— Set task —
Give the material again in full, matching it exactly.

Collection entries
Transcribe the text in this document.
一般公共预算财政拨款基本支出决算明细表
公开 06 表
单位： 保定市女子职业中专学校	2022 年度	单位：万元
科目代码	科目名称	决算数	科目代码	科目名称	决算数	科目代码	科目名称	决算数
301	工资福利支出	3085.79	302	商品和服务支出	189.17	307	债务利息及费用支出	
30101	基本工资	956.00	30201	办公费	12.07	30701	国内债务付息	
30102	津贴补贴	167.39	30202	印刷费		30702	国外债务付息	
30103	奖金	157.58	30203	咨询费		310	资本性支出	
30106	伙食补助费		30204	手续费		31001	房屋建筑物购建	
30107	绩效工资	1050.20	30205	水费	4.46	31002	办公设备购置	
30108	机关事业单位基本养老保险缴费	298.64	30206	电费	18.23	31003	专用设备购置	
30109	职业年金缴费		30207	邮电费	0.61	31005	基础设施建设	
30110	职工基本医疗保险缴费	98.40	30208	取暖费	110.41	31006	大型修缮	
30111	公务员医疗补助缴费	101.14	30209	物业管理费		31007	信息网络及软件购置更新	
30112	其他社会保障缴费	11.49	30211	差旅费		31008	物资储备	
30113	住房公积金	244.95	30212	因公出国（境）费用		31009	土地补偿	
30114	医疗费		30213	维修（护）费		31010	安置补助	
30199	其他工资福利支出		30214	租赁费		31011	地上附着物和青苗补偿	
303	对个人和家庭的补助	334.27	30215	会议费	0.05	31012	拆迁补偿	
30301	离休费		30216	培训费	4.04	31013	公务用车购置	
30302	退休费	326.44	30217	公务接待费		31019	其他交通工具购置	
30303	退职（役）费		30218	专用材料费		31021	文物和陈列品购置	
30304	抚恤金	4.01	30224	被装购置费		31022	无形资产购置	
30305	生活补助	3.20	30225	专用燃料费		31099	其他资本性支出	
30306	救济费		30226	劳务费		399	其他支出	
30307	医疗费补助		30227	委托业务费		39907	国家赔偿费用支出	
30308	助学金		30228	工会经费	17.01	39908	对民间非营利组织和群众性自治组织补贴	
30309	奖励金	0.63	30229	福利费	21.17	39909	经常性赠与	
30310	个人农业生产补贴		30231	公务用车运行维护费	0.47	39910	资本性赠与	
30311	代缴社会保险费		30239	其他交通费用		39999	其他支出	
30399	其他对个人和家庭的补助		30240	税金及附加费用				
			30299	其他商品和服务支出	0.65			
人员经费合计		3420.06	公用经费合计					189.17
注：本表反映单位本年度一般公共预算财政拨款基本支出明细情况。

— Written solution —
Transcribe the text in this document.
一般公共预算财政拨款基本支出决算明细表
公开 06 表
单位： 保定市女子职业中专学校	2022 年度	单位：万元
科目代码	科目名称	决算数	科目代码	科目名称	决算数	科目代码	科目名称	决算数
301	工资福利支出	3085.79	302	商品和服务支出	189.17	307	债务利息及费用支出	
30101	基本工资	956.00	30201	办公费	12.07	30701	国内债务付息	
30102	津贴补贴	167.39	30202	印刷费		30702	国外债务付息	
30103	奖金	157.58	30203	咨询费		310	资本性支出	
30106	伙食补助费		30204	手续费		31001	房屋建筑物购建	
30107	绩效工资	1050.20	30205	水费	4.46	31002	办公设备购置	
30108	机关事业单位基本养老保险缴费	298.64	30206	电费	18.23	31003	专用设备购置	
30109	职业年金缴费		30207	邮电费	0.61	31005	基础设施建设	
30110	职工基本医疗保险缴费	98.40	30208	取暖费	110.41	31006	大型修缮	
30111	公务员医疗补助缴费	101.14	30209	物业管理费		31007	信息网络及软件购置更新	
30112	其他社会保障缴费	11.49	30211	差旅费		31008	物资储备	
30113	住房公积金	244.95	30212	因公出国（境）费用		31009	土地补偿	
30114	医疗费		30213	维修（护）费		31010	安置补助	
30199	其他工资福利支出		30214	租赁费		31011	地上附着物和青苗补偿	
303	对个人和家庭的补助	334.27	30215	会议费	0.05	31012	拆迁补偿	
30301	离休费		30216	培训费	4.04	31013	公务用车购置	
30302	退休费	326.44	30217	公务接待费		31019	其他交通工具购置	
30303	退职（役）费		30218	专用材料费		31021	文物和陈列品购置	
30304	抚恤金	4.01	30224	被装购置费		31022	无形资产购置	
30305	生活补助	3.20	30225	专用燃料费		31099	其他资本性支出	
30306	救济费		30226	劳务费		399	其他支出	
30307	医疗费补助		30227	委托业务费		39907	国家赔偿费用支出	
30308	助学金		30228	工会经费	17.01	39908	对民间非营利组织和群众性自治组织补贴	
30309	奖励金	0.63	30229	福利费	21.17	39909	经常性赠与	
30310	个人农业生产补贴		30231	公务用车运行维护费	0.47	39910	资本性赠与	
30311	代缴社会保险费		30239	其他交通费用		39999	其他支出	
30399	其他对个人和家庭的补助		30240	税金及附加费用				
			30299	其他商品和服务支出	0.65			
人员经费合计		3420.06	公用经费合计					189.17
注：本表反映单位本年度一般公共预算财政拨款基本支出明细情况。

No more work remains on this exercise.